From the listing below, pull out every line where the string "this" appears.

Data entries:
======

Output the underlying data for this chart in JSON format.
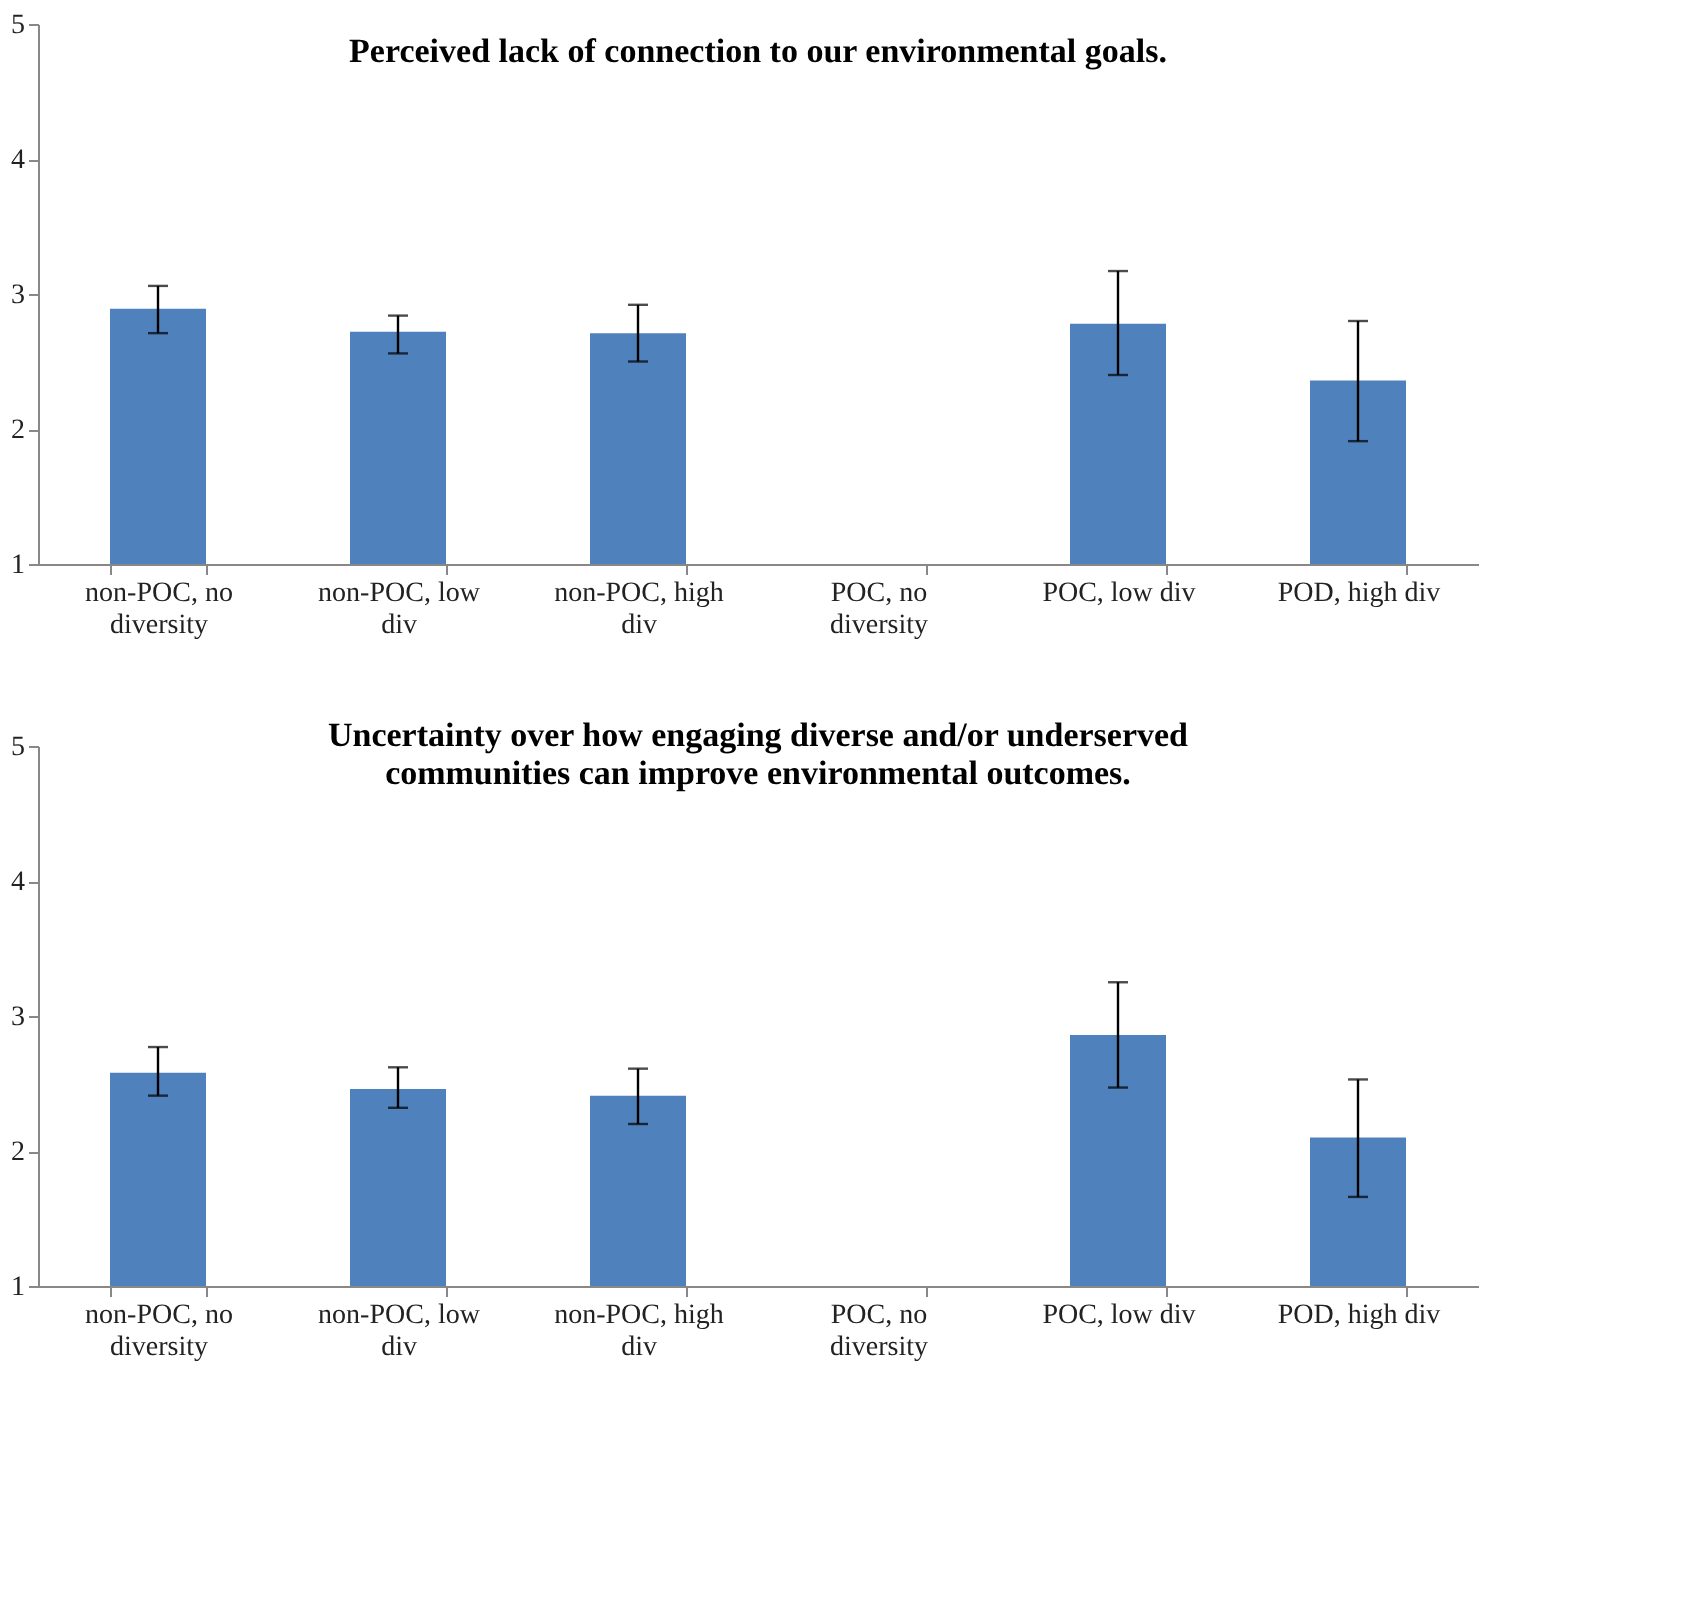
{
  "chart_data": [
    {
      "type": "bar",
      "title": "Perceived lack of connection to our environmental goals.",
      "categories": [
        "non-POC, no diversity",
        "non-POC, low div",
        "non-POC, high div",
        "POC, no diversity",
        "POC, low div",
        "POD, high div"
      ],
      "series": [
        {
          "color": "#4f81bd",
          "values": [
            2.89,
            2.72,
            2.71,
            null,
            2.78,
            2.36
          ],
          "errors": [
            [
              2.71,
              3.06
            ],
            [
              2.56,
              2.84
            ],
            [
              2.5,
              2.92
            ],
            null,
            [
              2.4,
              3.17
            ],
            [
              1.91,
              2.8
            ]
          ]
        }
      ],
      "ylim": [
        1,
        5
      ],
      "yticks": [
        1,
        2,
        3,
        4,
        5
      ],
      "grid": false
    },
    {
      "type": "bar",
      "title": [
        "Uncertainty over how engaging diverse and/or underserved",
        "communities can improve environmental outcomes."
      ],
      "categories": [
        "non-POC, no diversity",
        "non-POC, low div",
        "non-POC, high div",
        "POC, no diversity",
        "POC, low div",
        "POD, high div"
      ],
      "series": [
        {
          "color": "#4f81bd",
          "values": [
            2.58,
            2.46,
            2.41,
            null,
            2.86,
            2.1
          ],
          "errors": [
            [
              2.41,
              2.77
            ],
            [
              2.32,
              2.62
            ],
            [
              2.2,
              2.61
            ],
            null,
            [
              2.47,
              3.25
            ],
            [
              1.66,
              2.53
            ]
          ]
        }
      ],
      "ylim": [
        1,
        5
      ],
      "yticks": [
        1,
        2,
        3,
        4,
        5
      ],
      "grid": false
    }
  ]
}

======

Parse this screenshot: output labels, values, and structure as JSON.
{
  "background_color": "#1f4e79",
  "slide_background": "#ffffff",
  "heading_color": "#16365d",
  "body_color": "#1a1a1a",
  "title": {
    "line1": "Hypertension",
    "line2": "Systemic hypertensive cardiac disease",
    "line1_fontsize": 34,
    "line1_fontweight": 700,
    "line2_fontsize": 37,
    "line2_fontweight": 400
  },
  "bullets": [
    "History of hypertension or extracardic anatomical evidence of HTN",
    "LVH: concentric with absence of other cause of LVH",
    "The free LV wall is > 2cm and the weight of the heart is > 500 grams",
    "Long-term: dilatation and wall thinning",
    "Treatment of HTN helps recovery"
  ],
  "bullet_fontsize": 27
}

======

OUTPUT »
Output the underlying data for this chart in JSON format.
Parse this screenshot: output labels, values, and structure as JSON.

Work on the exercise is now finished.